Document source:
▽
Noli me tangere- basilique ste Marie Madeleine à st Maximin

Aussi lui dit-il : ne me touche pas, puisque tu es dans de tels sentiments et que tu as de telles pensées à mon sujet ; car toi, tu ne crois pas encore en moi comme Dieu, tu me considères encore comme appartenant à ce bas monde. Ainsi, elle qui pleurait et le prenait pour le jardinier, l’a-t-il écartée en la réprimandant par le Ne me touche pas ; de même aussi en l’appelant « femme » et en disant Pourquoi pleures-tu ? (Jn 20, 15), – car pleurer celui qui est vivant ou plutôt la Vie même est le comble de la démence. Par ces mots donc, il la réprimandait ; mais, par ceux qui suivent, il l’instruisait de la nature divine qui était la sienne. […] Puis, après cette rencontre, elle voit de nouveau le Sauveur, en compagnie de l’autre Marie. C’est la deuxième rencontre. Elle ne l’entend plus dire alors : ne me touche pas, mais au contraire il lui ordonne de se réjouir au lieu de pleurer, et, qui plus est, il lui permet de le toucher, puisque précisément elle l’adore en tant que Dieu ».

EPHREM de Nisibe (ou le Syrien) (306-373) – (PG)

(Commentaire du Diatessaron 27)

Traits caractéristiques : Marie confondue avec la Vierge

« Avant son ascension, il a béni le pain pour Cléophas (Lc 24, 30), mangé avec ses disciples (Lc 24, 43) et montré son côté à Thomas (Jn 20, 27) ; pourquoi donc a-t-il empêché Marie de le toucher ? Peut-être parce qu’il l’avait confiée à Jean : Femme, voici ton fils (Jn 19, 29). Cependant, comme Marie était là pour le premier miracle, de même elle eut les prémices de la sortie des enfers. Ainsi, bien qu’elle ne l’ait pas touché, elle fut réconfortée ».

GREGOIRE de Nysse (335-394)

(Contra Eunomium 3,10) – (PG)

Traits caractéristiques : Nouvelle Eve

« Puisque c’est par une femme que fut inaugurée la séparation d’avec Dieu par la désobéissance, il convenait qu’une femme fût aussi le premier témoin de la Résurrection, afin que la catastrophe qui avait résulté de la désobéissance fût redressée par la foi en la Résurrection ».

AMBROISE de Milan (340-397) – (PL)

(Commentaire sur saint Luc X, 163)
△
Entrées tirées d'une collection
▽
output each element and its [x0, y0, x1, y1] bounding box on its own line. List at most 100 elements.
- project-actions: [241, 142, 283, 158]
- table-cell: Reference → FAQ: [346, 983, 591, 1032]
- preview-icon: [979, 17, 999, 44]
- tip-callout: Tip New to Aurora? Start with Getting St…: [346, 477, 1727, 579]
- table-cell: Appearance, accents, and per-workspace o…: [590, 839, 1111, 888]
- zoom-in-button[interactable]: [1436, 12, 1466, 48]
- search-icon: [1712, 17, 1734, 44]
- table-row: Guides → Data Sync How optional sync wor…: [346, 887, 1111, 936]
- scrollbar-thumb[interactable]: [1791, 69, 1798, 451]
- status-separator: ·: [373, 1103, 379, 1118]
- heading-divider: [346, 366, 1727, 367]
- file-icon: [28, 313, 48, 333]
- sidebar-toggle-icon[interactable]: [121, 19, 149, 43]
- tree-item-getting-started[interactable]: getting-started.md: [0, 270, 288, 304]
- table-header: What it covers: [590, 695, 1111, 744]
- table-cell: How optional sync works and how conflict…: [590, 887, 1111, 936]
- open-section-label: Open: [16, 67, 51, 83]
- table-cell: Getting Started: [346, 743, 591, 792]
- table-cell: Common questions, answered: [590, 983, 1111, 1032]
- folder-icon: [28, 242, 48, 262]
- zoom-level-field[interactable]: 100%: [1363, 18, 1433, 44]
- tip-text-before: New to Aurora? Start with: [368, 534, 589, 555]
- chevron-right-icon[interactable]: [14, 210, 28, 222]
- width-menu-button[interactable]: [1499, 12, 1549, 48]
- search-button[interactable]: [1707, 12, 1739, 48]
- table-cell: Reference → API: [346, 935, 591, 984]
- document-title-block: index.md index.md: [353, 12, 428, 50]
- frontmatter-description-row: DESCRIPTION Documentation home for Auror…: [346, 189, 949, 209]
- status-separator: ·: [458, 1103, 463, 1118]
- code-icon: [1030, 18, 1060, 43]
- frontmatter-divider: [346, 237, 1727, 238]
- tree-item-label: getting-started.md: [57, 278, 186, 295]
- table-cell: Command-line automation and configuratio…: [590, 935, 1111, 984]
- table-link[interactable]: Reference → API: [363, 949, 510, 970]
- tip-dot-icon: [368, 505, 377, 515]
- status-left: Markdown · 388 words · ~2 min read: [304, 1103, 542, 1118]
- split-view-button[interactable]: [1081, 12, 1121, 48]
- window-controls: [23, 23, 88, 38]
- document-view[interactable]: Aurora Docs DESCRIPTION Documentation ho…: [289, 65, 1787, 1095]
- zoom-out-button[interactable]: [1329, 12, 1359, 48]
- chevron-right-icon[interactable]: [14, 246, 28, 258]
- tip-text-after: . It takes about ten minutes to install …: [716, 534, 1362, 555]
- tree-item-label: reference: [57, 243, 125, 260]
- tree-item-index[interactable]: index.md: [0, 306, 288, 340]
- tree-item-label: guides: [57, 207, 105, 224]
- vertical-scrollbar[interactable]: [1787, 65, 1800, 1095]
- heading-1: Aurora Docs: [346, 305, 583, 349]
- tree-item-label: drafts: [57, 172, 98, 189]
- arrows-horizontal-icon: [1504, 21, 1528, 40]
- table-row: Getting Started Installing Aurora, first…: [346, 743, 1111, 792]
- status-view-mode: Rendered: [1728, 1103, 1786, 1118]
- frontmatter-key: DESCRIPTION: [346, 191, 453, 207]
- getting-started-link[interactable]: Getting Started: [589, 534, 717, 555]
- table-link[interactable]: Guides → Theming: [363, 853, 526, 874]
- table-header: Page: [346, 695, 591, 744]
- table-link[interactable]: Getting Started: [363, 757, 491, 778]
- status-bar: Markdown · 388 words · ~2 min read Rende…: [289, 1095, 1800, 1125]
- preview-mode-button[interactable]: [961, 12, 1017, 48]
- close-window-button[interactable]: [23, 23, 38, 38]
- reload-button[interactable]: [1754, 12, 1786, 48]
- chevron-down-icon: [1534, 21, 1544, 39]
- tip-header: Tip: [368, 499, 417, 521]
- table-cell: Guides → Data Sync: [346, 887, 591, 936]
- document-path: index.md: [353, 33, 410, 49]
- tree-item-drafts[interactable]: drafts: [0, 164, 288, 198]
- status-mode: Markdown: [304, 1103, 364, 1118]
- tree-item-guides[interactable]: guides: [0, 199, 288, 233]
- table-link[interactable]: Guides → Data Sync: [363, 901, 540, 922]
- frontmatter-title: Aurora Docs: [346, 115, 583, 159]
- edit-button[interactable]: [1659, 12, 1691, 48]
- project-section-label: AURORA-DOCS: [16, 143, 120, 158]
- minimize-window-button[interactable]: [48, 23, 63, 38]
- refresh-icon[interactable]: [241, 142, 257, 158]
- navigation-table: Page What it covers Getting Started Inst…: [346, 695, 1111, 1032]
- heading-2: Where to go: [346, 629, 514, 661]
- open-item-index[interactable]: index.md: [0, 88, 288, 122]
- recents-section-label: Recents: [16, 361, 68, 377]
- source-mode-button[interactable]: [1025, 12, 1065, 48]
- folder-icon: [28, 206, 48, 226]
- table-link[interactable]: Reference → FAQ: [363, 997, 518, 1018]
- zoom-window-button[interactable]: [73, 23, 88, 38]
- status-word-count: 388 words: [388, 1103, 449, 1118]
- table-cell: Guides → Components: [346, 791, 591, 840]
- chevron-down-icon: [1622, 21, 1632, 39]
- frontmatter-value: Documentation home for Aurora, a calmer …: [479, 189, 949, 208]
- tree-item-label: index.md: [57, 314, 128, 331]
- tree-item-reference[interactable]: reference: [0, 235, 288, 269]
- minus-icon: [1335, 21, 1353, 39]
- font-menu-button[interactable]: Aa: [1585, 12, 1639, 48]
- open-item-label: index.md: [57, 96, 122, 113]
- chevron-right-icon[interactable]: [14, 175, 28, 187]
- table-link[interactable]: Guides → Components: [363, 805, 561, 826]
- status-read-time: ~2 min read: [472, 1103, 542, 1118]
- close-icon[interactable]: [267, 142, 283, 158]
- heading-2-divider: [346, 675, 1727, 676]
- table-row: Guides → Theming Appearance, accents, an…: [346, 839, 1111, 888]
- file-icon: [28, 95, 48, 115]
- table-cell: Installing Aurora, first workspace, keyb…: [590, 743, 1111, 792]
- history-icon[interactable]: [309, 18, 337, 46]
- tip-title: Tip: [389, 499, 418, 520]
△
Réécrivez le passage du texte sur le Noli me tangere qui va de « (Contra Eunomium 3,10) – » jusqu'à « Luc X, 163) », en y remplaçant « désobéissance » par « transgression ».

(Contra Eunomium 3,10) – (PG)

Traits caractéristiques : Nouvelle Eve

« Puisque c’est par une femme que fut inaugurée la séparation d’avec Dieu par la transgression, il convenait qu’une femme fût aussi le premier témoin de la Résurrection, afin que la catastrophe qui avait résulté de la transgression fût redressée par la foi en la Résurrection ».

AMBROISE de Milan (340-397) – (PL)

(Commentaire sur saint Luc X, 163)